__PROVIDED ENTRIES__.
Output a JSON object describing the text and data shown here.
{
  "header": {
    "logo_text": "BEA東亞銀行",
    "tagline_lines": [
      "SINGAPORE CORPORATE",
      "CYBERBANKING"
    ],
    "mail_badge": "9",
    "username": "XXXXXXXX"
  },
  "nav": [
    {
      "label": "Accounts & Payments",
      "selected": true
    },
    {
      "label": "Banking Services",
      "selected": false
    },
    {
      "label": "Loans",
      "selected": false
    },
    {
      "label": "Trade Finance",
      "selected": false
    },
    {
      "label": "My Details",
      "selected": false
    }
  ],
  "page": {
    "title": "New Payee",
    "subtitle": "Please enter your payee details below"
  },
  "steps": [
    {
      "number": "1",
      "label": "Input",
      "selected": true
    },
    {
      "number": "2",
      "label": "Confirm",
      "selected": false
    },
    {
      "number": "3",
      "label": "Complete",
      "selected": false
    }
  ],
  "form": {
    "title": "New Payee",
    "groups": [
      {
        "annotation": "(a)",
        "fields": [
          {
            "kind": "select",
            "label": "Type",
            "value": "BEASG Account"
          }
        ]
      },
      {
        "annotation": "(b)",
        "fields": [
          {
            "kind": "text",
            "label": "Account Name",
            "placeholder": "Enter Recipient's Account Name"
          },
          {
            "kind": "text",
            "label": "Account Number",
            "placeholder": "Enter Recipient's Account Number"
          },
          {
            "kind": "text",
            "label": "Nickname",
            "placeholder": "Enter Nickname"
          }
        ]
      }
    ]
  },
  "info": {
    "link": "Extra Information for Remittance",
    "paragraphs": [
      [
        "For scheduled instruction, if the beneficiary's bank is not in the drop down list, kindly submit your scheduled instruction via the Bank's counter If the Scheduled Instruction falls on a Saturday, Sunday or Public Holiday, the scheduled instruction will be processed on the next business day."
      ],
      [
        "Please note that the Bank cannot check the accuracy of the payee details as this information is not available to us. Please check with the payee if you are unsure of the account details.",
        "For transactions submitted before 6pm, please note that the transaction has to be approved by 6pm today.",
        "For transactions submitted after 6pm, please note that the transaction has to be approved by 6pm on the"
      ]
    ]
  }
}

__REQUIREMENT__.
Write out all the lines again, exactly as they are.

__CORRECT OUTPUT__.
Output a JSON object describing the text and data shown here.
{
  "header": {
    "logo_text": "BEA東亞銀行",
    "tagline_lines": [
      "SINGAPORE CORPORATE",
      "CYBERBANKING"
    ],
    "mail_badge": "9",
    "username": "XXXXXXXX"
  },
  "nav": [
    {
      "label": "Accounts & Payments",
      "selected": true
    },
    {
      "label": "Banking Services",
      "selected": false
    },
    {
      "label": "Loans",
      "selected": false
    },
    {
      "label": "Trade Finance",
      "selected": false
    },
    {
      "label": "My Details",
      "selected": false
    }
  ],
  "page": {
    "title": "New Payee",
    "subtitle": "Please enter your payee details below"
  },
  "steps": [
    {
      "number": "1",
      "label": "Input",
      "selected": true
    },
    {
      "number": "2",
      "label": "Confirm",
      "selected": false
    },
    {
      "number": "3",
      "label": "Complete",
      "selected": false
    }
  ],
  "form": {
    "title": "New Payee",
    "groups": [
      {
        "annotation": "(a)",
        "fields": [
          {
            "kind": "select",
            "label": "Type",
            "value": "BEASG Account"
          }
        ]
      },
      {
        "annotation": "(b)",
        "fields": [
          {
            "kind": "text",
            "label": "Account Name",
            "placeholder": "Enter Recipient's Account Name"
          },
          {
            "kind": "text",
            "label": "Account Number",
            "placeholder": "Enter Recipient's Account Number"
          },
          {
            "kind": "text",
            "label": "Nickname",
            "placeholder": "Enter Nickname"
          }
        ]
      }
    ]
  },
  "info": {
    "link": "Extra Information for Remittance",
    "paragraphs": [
      [
        "For scheduled instruction, if the beneficiary's bank is not in the drop down list, kindly submit your scheduled instruction via the Bank's counter If the Scheduled Instruction falls on a Saturday, Sunday or Public Holiday, the scheduled instruction will be processed on the next business day."
      ],
      [
        "Please note that the Bank cannot check the accuracy of the payee details as this information is not available to us. Please check with the payee if you are unsure of the account details.",
        "For transactions submitted before 6pm, please note that the transaction has to be approved by 6pm today.",
        "For transactions submitted after 6pm, please note that the transaction has to be approved by 6pm on the"
      ]
    ]
  }
}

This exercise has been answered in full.